* [TASK PROMPT]
Repeat the material exactly, every line of it.

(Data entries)
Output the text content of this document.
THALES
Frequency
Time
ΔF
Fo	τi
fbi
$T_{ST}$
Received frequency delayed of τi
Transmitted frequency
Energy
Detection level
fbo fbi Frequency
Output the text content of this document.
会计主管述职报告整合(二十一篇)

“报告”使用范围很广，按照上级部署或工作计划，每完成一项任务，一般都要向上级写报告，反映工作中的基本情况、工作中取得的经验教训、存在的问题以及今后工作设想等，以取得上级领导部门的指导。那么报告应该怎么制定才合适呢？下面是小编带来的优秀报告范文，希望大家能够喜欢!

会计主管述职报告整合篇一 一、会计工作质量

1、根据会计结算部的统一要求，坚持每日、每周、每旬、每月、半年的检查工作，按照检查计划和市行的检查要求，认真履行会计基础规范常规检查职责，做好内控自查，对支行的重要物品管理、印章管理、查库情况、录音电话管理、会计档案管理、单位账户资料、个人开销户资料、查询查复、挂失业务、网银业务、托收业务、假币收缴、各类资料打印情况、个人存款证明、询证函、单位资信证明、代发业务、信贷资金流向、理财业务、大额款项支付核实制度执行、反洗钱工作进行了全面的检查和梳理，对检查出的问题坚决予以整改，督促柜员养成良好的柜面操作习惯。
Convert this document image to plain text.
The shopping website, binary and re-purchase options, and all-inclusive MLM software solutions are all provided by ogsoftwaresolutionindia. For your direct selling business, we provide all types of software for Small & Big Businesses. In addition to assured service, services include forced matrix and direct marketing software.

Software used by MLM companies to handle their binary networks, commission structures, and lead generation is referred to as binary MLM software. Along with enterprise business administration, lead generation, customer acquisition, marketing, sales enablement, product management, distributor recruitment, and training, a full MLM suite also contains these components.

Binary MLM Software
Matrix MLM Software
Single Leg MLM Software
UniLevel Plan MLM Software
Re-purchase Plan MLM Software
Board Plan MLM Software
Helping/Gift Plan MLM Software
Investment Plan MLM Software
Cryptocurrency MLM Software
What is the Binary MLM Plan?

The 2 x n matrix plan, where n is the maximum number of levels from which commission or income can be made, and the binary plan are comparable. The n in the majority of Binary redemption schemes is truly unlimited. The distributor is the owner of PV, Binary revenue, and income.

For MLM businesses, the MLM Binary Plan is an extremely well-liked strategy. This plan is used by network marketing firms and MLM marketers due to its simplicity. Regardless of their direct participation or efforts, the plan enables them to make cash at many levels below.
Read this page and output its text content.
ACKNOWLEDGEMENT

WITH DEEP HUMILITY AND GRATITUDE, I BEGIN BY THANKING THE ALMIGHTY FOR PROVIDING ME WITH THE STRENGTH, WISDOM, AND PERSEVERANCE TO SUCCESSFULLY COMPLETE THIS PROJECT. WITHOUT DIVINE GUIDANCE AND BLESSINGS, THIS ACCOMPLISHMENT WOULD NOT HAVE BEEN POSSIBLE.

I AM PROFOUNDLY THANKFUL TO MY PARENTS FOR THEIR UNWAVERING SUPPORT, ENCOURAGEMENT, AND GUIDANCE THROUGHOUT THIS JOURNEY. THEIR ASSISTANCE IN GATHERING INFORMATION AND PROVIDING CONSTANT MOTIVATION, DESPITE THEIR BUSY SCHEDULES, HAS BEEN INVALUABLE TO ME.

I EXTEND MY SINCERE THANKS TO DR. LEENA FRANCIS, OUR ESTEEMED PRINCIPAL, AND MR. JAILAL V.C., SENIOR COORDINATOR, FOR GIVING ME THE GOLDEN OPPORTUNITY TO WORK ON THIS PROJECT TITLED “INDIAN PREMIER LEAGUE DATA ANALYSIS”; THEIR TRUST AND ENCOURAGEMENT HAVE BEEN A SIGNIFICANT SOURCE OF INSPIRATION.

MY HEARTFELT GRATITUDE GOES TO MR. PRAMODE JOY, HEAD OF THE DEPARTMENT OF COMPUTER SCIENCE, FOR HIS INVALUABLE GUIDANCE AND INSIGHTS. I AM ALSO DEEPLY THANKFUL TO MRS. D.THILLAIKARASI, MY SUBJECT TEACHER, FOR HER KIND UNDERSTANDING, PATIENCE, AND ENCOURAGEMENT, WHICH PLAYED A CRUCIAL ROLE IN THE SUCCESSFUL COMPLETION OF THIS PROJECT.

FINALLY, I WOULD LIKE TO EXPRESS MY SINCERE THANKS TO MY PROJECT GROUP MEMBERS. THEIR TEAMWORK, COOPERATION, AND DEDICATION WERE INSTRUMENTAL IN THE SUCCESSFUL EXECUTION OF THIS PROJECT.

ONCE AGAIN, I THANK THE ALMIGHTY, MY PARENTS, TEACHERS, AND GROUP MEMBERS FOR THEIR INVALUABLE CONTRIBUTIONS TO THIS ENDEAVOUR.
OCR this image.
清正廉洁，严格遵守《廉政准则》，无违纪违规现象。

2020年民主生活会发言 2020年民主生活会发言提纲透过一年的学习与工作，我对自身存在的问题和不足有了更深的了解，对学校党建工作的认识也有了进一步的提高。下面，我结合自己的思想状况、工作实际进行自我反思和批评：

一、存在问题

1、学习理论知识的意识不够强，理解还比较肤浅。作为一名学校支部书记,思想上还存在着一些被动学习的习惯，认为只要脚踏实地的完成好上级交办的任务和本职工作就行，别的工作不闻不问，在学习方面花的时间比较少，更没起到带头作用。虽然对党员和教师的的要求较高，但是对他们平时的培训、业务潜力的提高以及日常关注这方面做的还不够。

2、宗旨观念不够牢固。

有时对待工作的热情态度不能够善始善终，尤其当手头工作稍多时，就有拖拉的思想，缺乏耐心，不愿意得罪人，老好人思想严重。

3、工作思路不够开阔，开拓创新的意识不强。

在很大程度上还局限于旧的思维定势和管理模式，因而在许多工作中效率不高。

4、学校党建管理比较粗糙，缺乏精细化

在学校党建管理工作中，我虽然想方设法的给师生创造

* [RESPONSE]
Output the text content of this document.
THALES
Frequency
Time
ΔF
Fo	τi
fbi
$T_{ST}$
Received frequency delayed of τi
Transmitted frequency
Energy
Detection level
fbo fbi Frequency
Output the text content of this document.
会计主管述职报告整合(二十一篇)

“报告”使用范围很广，按照上级部署或工作计划，每完成一项任务，一般都要向上级写报告，反映工作中的基本情况、工作中取得的经验教训、存在的问题以及今后工作设想等，以取得上级领导部门的指导。那么报告应该怎么制定才合适呢？下面是小编带来的优秀报告范文，希望大家能够喜欢!

会计主管述职报告整合篇一 一、会计工作质量

1、根据会计结算部的统一要求，坚持每日、每周、每旬、每月、半年的检查工作，按照检查计划和市行的检查要求，认真履行会计基础规范常规检查职责，做好内控自查，对支行的重要物品管理、印章管理、查库情况、录音电话管理、会计档案管理、单位账户资料、个人开销户资料、查询查复、挂失业务、网银业务、托收业务、假币收缴、各类资料打印情况、个人存款证明、询证函、单位资信证明、代发业务、信贷资金流向、理财业务、大额款项支付核实制度执行、反洗钱工作进行了全面的检查和梳理，对检查出的问题坚决予以整改，督促柜员养成良好的柜面操作习惯。
Convert this document image to plain text.
The shopping website, binary and re-purchase options, and all-inclusive MLM software solutions are all provided by ogsoftwaresolutionindia. For your direct selling business, we provide all types of software for Small & Big Businesses. In addition to assured service, services include forced matrix and direct marketing software.

Software used by MLM companies to handle their binary networks, commission structures, and lead generation is referred to as binary MLM software. Along with enterprise business administration, lead generation, customer acquisition, marketing, sales enablement, product management, distributor recruitment, and training, a full MLM suite also contains these components.

Binary MLM Software
Matrix MLM Software
Single Leg MLM Software
UniLevel Plan MLM Software
Re-purchase Plan MLM Software
Board Plan MLM Software
Helping/Gift Plan MLM Software
Investment Plan MLM Software
Cryptocurrency MLM Software
What is the Binary MLM Plan?

The 2 x n matrix plan, where n is the maximum number of levels from which commission or income can be made, and the binary plan are comparable. The n in the majority of Binary redemption schemes is truly unlimited. The distributor is the owner of PV, Binary revenue, and income.

For MLM businesses, the MLM Binary Plan is an extremely well-liked strategy. This plan is used by network marketing firms and MLM marketers due to its simplicity. Regardless of their direct participation or efforts, the plan enables them to make cash at many levels below.
Read this page and output its text content.
ACKNOWLEDGEMENT

WITH DEEP HUMILITY AND GRATITUDE, I BEGIN BY THANKING THE ALMIGHTY FOR PROVIDING ME WITH THE STRENGTH, WISDOM, AND PERSEVERANCE TO SUCCESSFULLY COMPLETE THIS PROJECT. WITHOUT DIVINE GUIDANCE AND BLESSINGS, THIS ACCOMPLISHMENT WOULD NOT HAVE BEEN POSSIBLE.

I AM PROFOUNDLY THANKFUL TO MY PARENTS FOR THEIR UNWAVERING SUPPORT, ENCOURAGEMENT, AND GUIDANCE THROUGHOUT THIS JOURNEY. THEIR ASSISTANCE IN GATHERING INFORMATION AND PROVIDING CONSTANT MOTIVATION, DESPITE THEIR BUSY SCHEDULES, HAS BEEN INVALUABLE TO ME.

I EXTEND MY SINCERE THANKS TO DR. LEENA FRANCIS, OUR ESTEEMED PRINCIPAL, AND MR. JAILAL V.C., SENIOR COORDINATOR, FOR GIVING ME THE GOLDEN OPPORTUNITY TO WORK ON THIS PROJECT TITLED “INDIAN PREMIER LEAGUE DATA ANALYSIS”; THEIR TRUST AND ENCOURAGEMENT HAVE BEEN A SIGNIFICANT SOURCE OF INSPIRATION.

MY HEARTFELT GRATITUDE GOES TO MR. PRAMODE JOY, HEAD OF THE DEPARTMENT OF COMPUTER SCIENCE, FOR HIS INVALUABLE GUIDANCE AND INSIGHTS. I AM ALSO DEEPLY THANKFUL TO MRS. D.THILLAIKARASI, MY SUBJECT TEACHER, FOR HER KIND UNDERSTANDING, PATIENCE, AND ENCOURAGEMENT, WHICH PLAYED A CRUCIAL ROLE IN THE SUCCESSFUL COMPLETION OF THIS PROJECT.

FINALLY, I WOULD LIKE TO EXPRESS MY SINCERE THANKS TO MY PROJECT GROUP MEMBERS. THEIR TEAMWORK, COOPERATION, AND DEDICATION WERE INSTRUMENTAL IN THE SUCCESSFUL EXECUTION OF THIS PROJECT.

ONCE AGAIN, I THANK THE ALMIGHTY, MY PARENTS, TEACHERS, AND GROUP MEMBERS FOR THEIR INVALUABLE CONTRIBUTIONS TO THIS ENDEAVOUR.
OCR this image.
清正廉洁，严格遵守《廉政准则》，无违纪违规现象。

2020年民主生活会发言 2020年民主生活会发言提纲透过一年的学习与工作，我对自身存在的问题和不足有了更深的了解，对学校党建工作的认识也有了进一步的提高。下面，我结合自己的思想状况、工作实际进行自我反思和批评：

一、存在问题

1、学习理论知识的意识不够强，理解还比较肤浅。作为一名学校支部书记,思想上还存在着一些被动学习的习惯，认为只要脚踏实地的完成好上级交办的任务和本职工作就行，别的工作不闻不问，在学习方面花的时间比较少，更没起到带头作用。虽然对党员和教师的的要求较高，但是对他们平时的培训、业务潜力的提高以及日常关注这方面做的还不够。

2、宗旨观念不够牢固。

有时对待工作的热情态度不能够善始善终，尤其当手头工作稍多时，就有拖拉的思想，缺乏耐心，不愿意得罪人，老好人思想严重。

3、工作思路不够开阔，开拓创新的意识不强。

在很大程度上还局限于旧的思维定势和管理模式，因而在许多工作中效率不高。

4、学校党建管理比较粗糙，缺乏精细化

在学校党建管理工作中，我虽然想方设法的给师生创造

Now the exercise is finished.